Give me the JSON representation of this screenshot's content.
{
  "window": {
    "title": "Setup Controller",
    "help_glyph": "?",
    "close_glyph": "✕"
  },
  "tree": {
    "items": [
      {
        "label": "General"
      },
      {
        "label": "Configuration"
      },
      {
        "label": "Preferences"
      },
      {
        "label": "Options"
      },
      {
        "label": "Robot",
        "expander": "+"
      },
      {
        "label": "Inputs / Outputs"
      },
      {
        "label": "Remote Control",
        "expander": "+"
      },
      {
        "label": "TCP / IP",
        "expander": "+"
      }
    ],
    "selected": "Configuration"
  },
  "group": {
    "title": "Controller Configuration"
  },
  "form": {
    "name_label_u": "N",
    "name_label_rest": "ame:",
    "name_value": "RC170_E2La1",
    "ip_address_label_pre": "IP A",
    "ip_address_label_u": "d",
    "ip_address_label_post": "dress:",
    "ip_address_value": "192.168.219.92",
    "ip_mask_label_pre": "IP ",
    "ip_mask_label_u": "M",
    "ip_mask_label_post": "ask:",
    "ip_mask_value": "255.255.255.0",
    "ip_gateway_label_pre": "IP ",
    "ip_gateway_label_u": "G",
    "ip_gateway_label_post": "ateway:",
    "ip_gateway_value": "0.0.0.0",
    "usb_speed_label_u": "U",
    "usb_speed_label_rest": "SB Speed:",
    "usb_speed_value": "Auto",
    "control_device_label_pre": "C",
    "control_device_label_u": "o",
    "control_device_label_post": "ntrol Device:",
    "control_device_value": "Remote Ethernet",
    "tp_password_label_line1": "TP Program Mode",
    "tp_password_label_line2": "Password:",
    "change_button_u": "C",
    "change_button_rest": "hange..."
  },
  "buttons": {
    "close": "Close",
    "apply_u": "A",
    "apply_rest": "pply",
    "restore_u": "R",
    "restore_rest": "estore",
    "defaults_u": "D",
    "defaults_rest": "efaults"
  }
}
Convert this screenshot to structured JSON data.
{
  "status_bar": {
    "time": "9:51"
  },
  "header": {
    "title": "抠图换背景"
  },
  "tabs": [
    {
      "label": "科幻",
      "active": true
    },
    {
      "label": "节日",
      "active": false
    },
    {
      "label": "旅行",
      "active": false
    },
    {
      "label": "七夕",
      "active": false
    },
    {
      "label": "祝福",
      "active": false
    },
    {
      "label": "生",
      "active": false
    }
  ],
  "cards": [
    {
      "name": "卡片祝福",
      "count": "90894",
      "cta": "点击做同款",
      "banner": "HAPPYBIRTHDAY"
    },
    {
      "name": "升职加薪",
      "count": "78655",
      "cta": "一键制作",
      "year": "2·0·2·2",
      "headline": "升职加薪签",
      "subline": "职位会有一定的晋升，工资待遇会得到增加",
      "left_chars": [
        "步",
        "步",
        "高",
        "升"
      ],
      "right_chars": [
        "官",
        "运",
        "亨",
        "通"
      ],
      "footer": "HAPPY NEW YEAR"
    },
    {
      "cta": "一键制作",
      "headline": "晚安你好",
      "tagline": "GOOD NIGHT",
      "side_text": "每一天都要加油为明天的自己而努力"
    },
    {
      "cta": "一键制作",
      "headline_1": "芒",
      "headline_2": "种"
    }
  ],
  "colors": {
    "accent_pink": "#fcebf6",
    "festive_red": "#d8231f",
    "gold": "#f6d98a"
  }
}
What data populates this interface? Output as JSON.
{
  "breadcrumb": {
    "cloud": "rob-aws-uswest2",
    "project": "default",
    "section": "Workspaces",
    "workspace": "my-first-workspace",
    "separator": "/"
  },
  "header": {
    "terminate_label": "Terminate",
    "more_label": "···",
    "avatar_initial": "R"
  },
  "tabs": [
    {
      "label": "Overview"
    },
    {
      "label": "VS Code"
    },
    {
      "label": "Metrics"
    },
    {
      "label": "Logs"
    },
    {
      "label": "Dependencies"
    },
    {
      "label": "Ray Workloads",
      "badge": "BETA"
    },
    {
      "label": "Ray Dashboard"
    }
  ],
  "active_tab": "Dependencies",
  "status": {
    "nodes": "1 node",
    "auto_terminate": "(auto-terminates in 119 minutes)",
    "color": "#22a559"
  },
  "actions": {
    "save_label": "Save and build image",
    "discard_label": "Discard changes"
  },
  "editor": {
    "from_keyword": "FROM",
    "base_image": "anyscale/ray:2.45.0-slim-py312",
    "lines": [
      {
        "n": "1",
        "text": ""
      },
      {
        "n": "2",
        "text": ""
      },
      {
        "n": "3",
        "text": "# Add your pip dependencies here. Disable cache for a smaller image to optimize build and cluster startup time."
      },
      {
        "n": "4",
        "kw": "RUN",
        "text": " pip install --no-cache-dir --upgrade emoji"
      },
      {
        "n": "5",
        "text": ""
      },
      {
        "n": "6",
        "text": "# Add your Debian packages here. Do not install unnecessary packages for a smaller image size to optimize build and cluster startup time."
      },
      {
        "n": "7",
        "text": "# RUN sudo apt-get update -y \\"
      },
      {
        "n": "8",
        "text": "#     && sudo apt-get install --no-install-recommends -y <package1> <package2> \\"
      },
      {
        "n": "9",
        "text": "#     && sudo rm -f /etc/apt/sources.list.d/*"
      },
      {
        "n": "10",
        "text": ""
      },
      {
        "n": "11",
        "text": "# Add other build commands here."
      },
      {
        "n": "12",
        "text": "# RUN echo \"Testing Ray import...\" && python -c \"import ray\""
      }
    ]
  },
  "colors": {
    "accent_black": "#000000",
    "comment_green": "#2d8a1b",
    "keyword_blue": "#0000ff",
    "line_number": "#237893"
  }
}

* [Task instructions]
Write only the number of lines in the records that include the word "JSON".

* [In response]
3